• Direction: Rewrite each listing below with "Patent image size" replaced by "Drawing size" everywhere, changing nothing else. Leave the pictures out of your answer.

§

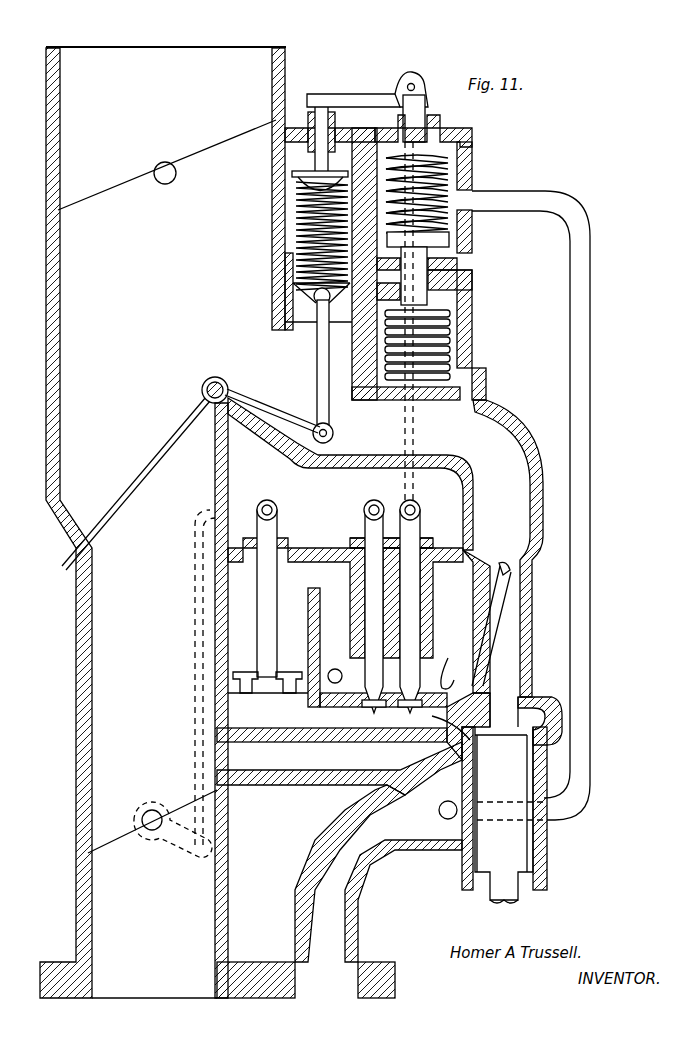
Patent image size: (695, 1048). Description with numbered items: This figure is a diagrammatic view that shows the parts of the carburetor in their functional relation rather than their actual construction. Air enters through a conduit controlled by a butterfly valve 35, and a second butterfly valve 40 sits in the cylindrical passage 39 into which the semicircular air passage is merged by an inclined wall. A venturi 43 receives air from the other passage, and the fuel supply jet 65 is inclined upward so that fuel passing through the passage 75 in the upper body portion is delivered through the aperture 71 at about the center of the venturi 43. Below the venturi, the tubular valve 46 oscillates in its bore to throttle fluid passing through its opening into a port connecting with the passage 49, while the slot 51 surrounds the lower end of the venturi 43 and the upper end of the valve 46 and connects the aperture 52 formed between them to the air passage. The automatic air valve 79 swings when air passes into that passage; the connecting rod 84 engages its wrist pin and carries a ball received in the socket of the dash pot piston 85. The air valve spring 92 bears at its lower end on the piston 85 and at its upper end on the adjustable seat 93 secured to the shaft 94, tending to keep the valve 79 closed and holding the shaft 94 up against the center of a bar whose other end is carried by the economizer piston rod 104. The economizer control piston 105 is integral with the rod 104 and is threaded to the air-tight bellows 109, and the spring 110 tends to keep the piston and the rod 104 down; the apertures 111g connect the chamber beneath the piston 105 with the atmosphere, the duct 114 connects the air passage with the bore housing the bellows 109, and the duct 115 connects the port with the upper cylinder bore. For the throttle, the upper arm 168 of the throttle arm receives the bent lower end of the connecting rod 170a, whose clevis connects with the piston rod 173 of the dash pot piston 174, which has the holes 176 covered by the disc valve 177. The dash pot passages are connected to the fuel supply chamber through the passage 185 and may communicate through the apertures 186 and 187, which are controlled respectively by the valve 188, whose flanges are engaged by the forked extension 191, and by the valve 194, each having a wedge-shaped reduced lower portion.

The butterfly valve 35 is at (108, 197).
The cylindrical passage 39 is at (163, 522).
The butterfly valve 40 is at (116, 820).
The venturi 43 is at (482, 680).
The tubular valve 46 is at (512, 800).
The passage 49 is at (339, 891).
The slot 51 is at (339, 768).
The aperture 52 is at (466, 723).
The fuel supply jet 65 is at (500, 562).
The aperture 71 is at (494, 626).
The passage 75 is at (440, 662).
The automatic air valve 79 is at (143, 488).
The connecting rod 84 is at (313, 360).
The dash pot piston 85 is at (292, 282).
The air valve spring 92 is at (295, 226).
The adjustable seat 93 is at (292, 178).
The shaft 94 is at (324, 112).
The economizer piston rod 104 is at (438, 108).
The economizer control piston 105 is at (455, 245).
The air-tight bellows 109 is at (450, 326).
The spring 110 is at (455, 181).
The apertures 111g is at (470, 266).
The duct 114 is at (465, 402).
The duct 115 is at (480, 208).
The upper arm 168 is at (172, 850).
The connecting rod 170a is at (192, 653).
The piston rod 173 is at (272, 531).
The dash pot piston 174 is at (250, 698).
The holes 176 is at (291, 700).
The disc valve 177 is at (290, 668).
The passage 185 is at (334, 668).
The aperture 186 is at (411, 711).
The aperture 187 is at (365, 711).
The valve 188 is at (415, 531).
The forked extension 191 is at (402, 433).
The valve 194 is at (368, 528).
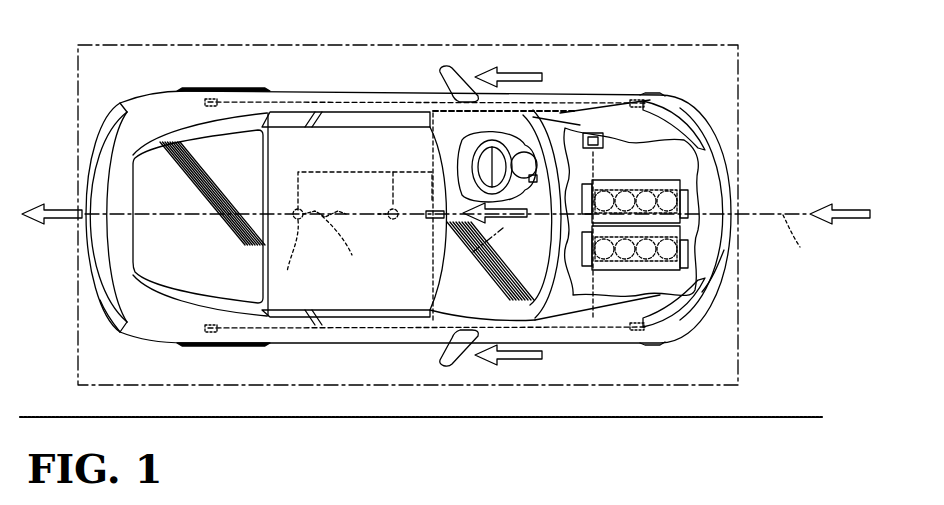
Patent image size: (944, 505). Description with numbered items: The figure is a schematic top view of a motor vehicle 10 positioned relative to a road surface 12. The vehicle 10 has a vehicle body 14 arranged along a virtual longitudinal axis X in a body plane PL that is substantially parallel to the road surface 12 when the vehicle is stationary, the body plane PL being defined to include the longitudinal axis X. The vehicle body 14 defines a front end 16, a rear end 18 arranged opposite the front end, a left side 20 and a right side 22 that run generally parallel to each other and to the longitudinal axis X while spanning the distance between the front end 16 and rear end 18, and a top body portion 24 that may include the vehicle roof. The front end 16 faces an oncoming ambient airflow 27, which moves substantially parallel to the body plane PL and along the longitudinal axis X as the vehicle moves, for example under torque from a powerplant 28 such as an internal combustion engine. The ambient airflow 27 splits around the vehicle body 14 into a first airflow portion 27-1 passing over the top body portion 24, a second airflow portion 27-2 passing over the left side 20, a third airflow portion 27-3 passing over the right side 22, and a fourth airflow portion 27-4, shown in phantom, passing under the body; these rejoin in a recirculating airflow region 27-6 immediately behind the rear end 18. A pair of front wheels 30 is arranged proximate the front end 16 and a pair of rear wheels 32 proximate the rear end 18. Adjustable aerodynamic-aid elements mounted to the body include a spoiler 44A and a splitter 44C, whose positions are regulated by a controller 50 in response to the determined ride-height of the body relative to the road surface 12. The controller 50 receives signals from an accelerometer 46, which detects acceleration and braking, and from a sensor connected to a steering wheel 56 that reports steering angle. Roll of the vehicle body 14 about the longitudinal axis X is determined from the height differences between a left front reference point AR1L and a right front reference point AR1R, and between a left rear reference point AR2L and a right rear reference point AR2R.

The motor vehicle 10 is at (740, 388).
The road surface 12 is at (428, 410).
The vehicle body 14 is at (368, 153).
The front end 16 is at (710, 170).
The rear end 18 is at (88, 193).
The left side 20 is at (425, 97).
The right side 22 is at (415, 340).
The top body portion 24 is at (375, 221).
The ambient airflow 27 is at (845, 208).
The first airflow portion 27-1 is at (470, 256).
The second airflow portion 27-2 is at (520, 67).
The third airflow portion 27-3 is at (518, 363).
The fourth airflow portion 27-4 is at (344, 248).
The recirculating airflow region 27-6 is at (63, 220).
The powerplant 28 is at (673, 177).
The front wheels 30 is at (652, 93).
The rear wheels 32 is at (190, 88).
The spoiler 44A is at (105, 282).
The splitter 44C is at (730, 255).
The accelerometer 46 is at (288, 257).
The controller 50 is at (593, 131).
The steering wheel 56 is at (473, 165).
The left front reference point AR1L is at (682, 110).
The right front reference point AR1R is at (682, 322).
The left rear reference point AR2L is at (120, 105).
The right rear reference point AR2R is at (120, 332).
The body plane PL is at (200, 387).
The longitudinal axis X is at (791, 241).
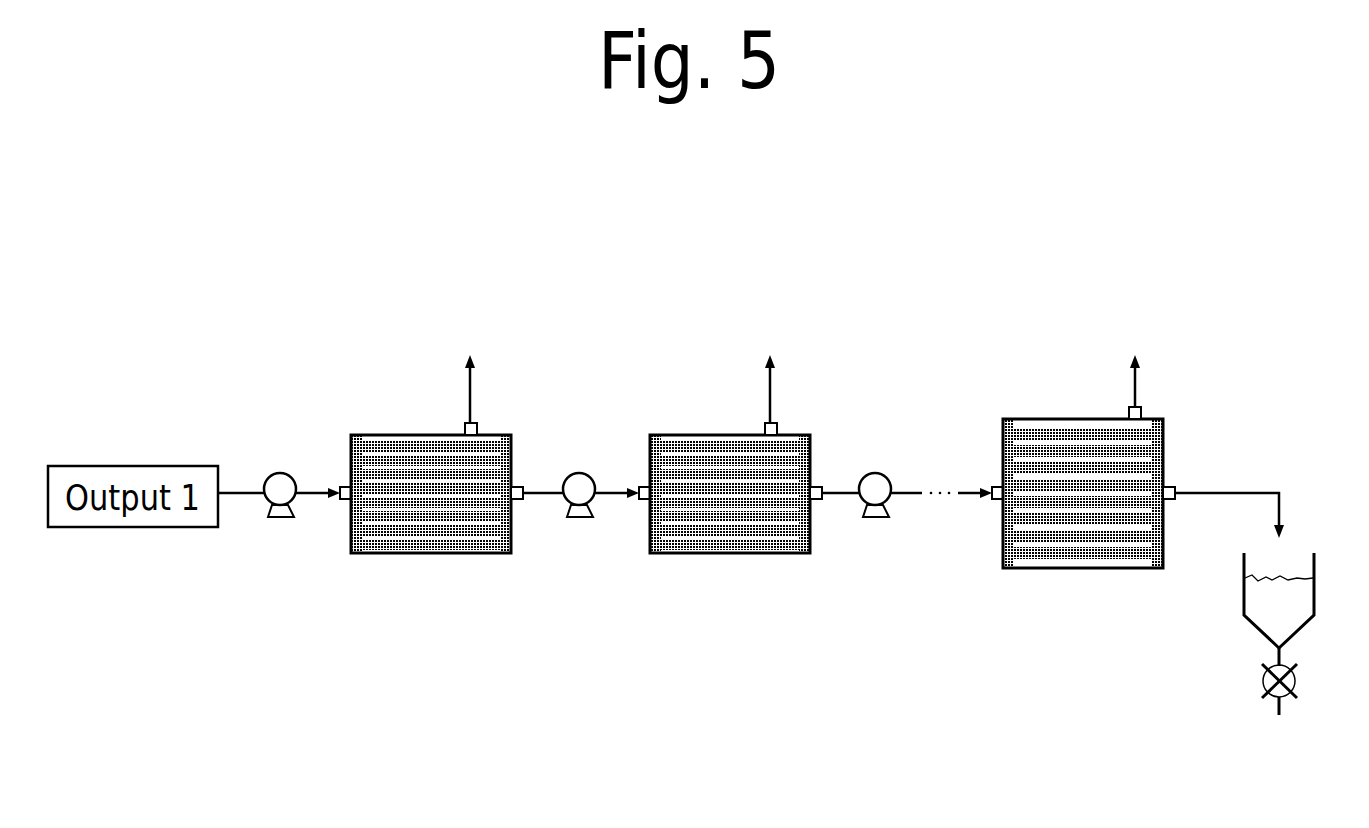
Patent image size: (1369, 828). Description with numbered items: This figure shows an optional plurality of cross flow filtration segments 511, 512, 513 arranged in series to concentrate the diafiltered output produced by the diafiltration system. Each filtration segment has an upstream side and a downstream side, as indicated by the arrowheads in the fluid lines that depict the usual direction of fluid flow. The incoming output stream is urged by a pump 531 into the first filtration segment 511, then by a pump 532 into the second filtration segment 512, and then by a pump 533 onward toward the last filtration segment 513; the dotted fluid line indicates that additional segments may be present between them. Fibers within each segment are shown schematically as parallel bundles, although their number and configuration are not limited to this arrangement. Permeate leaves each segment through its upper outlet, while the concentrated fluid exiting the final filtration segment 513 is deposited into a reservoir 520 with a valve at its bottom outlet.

The cross flow filtration segment 511 is at (378, 422).
The cross flow filtration segment 512 is at (678, 422).
The cross flow filtration segment 513 is at (1029, 407).
The reservoir 520 is at (1326, 535).
The pump 531 is at (281, 528).
The pump 532 is at (579, 528).
The pump 533 is at (876, 528).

§

• Full output:
Drawing size: (695, 1048). Description with numbered items: This figure is a diagrammatic view that shows the parts of the carburetor in their functional relation rather than their actual construction. Air enters through a conduit controlled by a butterfly valve 35, and a second butterfly valve 40 sits in the cylindrical passage 39 into which the semicircular air passage is merged by an inclined wall. A venturi 43 receives air from the other passage, and the fuel supply jet 65 is inclined upward so that fuel passing through the passage 75 in the upper body portion is delivered through the aperture 71 at about the center of the venturi 43. Below the venturi, the tubular valve 46 oscillates in its bore to throttle fluid passing through its opening into a port connecting with the passage 49, while the slot 51 surrounds the lower end of the venturi 43 and the upper end of the valve 46 and connects the aperture 52 formed between them to the air passage. The automatic air valve 79 swings when air passes into that passage; the connecting rod 84 engages its wrist pin and carries a ball received in the socket of the dash pot piston 85. The air valve spring 92 bears at its lower end on the piston 85 and at its upper end on the adjustable seat 93 secured to the shaft 94, tending to keep the valve 79 closed and holding the shaft 94 up against the center of a bar whose other end is carried by the economizer piston rod 104. The economizer control piston 105 is integral with the rod 104 and is threaded to the air-tight bellows 109, and the spring 110 tends to keep the piston and the rod 104 down; the apertures 111g connect the chamber beneath the piston 105 with the atmosphere, the duct 114 connects the air passage with the bore housing the bellows 109, and the duct 115 connects the port with the upper cylinder bore. For the throttle, the upper arm 168 of the throttle arm receives the bent lower end of the connecting rod 170a, whose clevis connects with the piston rod 173 of the dash pot piston 174, which has the holes 176 covered by the disc valve 177. The dash pot passages are connected to the fuel supply chamber through the passage 185 and may communicate through the apertures 186 and 187, which are controlled respectively by the valve 188, whose flanges are engaged by the forked extension 191, and by the valve 194, each having a wedge-shaped reduced lower portion.

The butterfly valve 35 is at (108, 197).
The cylindrical passage 39 is at (163, 522).
The butterfly valve 40 is at (116, 820).
The venturi 43 is at (482, 680).
The tubular valve 46 is at (512, 800).
The passage 49 is at (339, 891).
The slot 51 is at (339, 768).
The aperture 52 is at (466, 723).
The fuel supply jet 65 is at (500, 562).
The aperture 71 is at (494, 626).
The passage 75 is at (440, 662).
The automatic air valve 79 is at (143, 488).
The connecting rod 84 is at (313, 360).
The dash pot piston 85 is at (292, 282).
The air valve spring 92 is at (295, 226).
The adjustable seat 93 is at (292, 178).
The shaft 94 is at (324, 112).
The economizer piston rod 104 is at (438, 108).
The economizer control piston 105 is at (455, 245).
The air-tight bellows 109 is at (450, 326).
The spring 110 is at (455, 181).
The apertures 111g is at (470, 266).
The duct 114 is at (465, 402).
The duct 115 is at (480, 208).
The upper arm 168 is at (172, 850).
The connecting rod 170a is at (192, 653).
The piston rod 173 is at (272, 531).
The dash pot piston 174 is at (250, 698).
The holes 176 is at (291, 700).
The disc valve 177 is at (290, 668).
The passage 185 is at (334, 668).
The aperture 186 is at (411, 711).
The aperture 187 is at (365, 711).
The valve 188 is at (415, 531).
The forked extension 191 is at (402, 433).
The valve 194 is at (368, 528).
Drawing size: (944, 505). Description with numbered items: The figure is a schematic top view of a motor vehicle 10 positioned relative to a road surface 12. The vehicle 10 has a vehicle body 14 arranged along a virtual longitudinal axis X in a body plane PL that is substantially parallel to the road surface 12 when the vehicle is stationary, the body plane PL being defined to include the longitudinal axis X. The vehicle body 14 defines a front end 16, a rear end 18 arranged opposite the front end, a left side 20 and a right side 22 that run generally parallel to each other and to the longitudinal axis X while spanning the distance between the front end 16 and rear end 18, and a top body portion 24 that may include the vehicle roof. The front end 16 faces an oncoming ambient airflow 27, which moves substantially parallel to the body plane PL and along the longitudinal axis X as the vehicle moves, for example under torque from a powerplant 28 such as an internal combustion engine. The ambient airflow 27 splits around the vehicle body 14 into a first airflow portion 27-1 passing over the top body portion 24, a second airflow portion 27-2 passing over the left side 20, a third airflow portion 27-3 passing over the right side 22, and a fourth airflow portion 27-4, shown in phantom, passing under the body; these rejoin in a recirculating airflow region 27-6 immediately behind the rear end 18. A pair of front wheels 30 is arranged proximate the front end 16 and a pair of rear wheels 32 proximate the rear end 18. Adjustable aerodynamic-aid elements mounted to the body include a spoiler 44A and a splitter 44C, whose positions are regulated by a controller 50 in response to the determined ride-height of the body relative to the road surface 12. The controller 50 receives signals from an accelerometer 46, which detects acceleration and braking, and from a sensor connected to a steering wheel 56 that reports steering angle. Roll of the vehicle body 14 about the longitudinal axis X is determined from the height differences between a left front reference point AR1L and a right front reference point AR1R, and between a left rear reference point AR2L and a right rear reference point AR2R.

The motor vehicle 10 is at (740, 388).
The road surface 12 is at (428, 410).
The vehicle body 14 is at (368, 153).
The front end 16 is at (710, 170).
The rear end 18 is at (88, 193).
The left side 20 is at (425, 97).
The right side 22 is at (415, 340).
The top body portion 24 is at (375, 221).
The ambient airflow 27 is at (845, 208).
The first airflow portion 27-1 is at (470, 256).
The second airflow portion 27-2 is at (520, 67).
The third airflow portion 27-3 is at (518, 363).
The fourth airflow portion 27-4 is at (344, 248).
The recirculating airflow region 27-6 is at (63, 220).
The powerplant 28 is at (673, 177).
The front wheels 30 is at (652, 93).
The rear wheels 32 is at (190, 88).
The spoiler 44A is at (105, 282).
The splitter 44C is at (730, 255).
The accelerometer 46 is at (288, 257).
The controller 50 is at (593, 131).
The steering wheel 56 is at (473, 165).
The left front reference point AR1L is at (682, 110).
The right front reference point AR1R is at (682, 322).
The left rear reference point AR2L is at (120, 105).
The right rear reference point AR2R is at (120, 332).
The body plane PL is at (200, 387).
The longitudinal axis X is at (791, 241).
Drawing size: (1369, 828). Description with numbered items: This figure shows an optional plurality of cross flow filtration segments 511, 512, 513 arranged in series to concentrate the diafiltered output produced by the diafiltration system. Each filtration segment has an upstream side and a downstream side, as indicated by the arrowheads in the fluid lines that depict the usual direction of fluid flow. The incoming output stream is urged by a pump 531 into the first filtration segment 511, then by a pump 532 into the second filtration segment 512, and then by a pump 533 onward toward the last filtration segment 513; the dotted fluid line indicates that additional segments may be present between them. Fibers within each segment are shown schematically as parallel bundles, although their number and configuration are not limited to this arrangement. Permeate leaves each segment through its upper outlet, while the concentrated fluid exiting the final filtration segment 513 is deposited into a reservoir 520 with a valve at its bottom outlet.

The cross flow filtration segment 511 is at (378, 422).
The cross flow filtration segment 512 is at (678, 422).
The cross flow filtration segment 513 is at (1029, 407).
The reservoir 520 is at (1326, 535).
The pump 531 is at (281, 528).
The pump 532 is at (579, 528).
The pump 533 is at (876, 528).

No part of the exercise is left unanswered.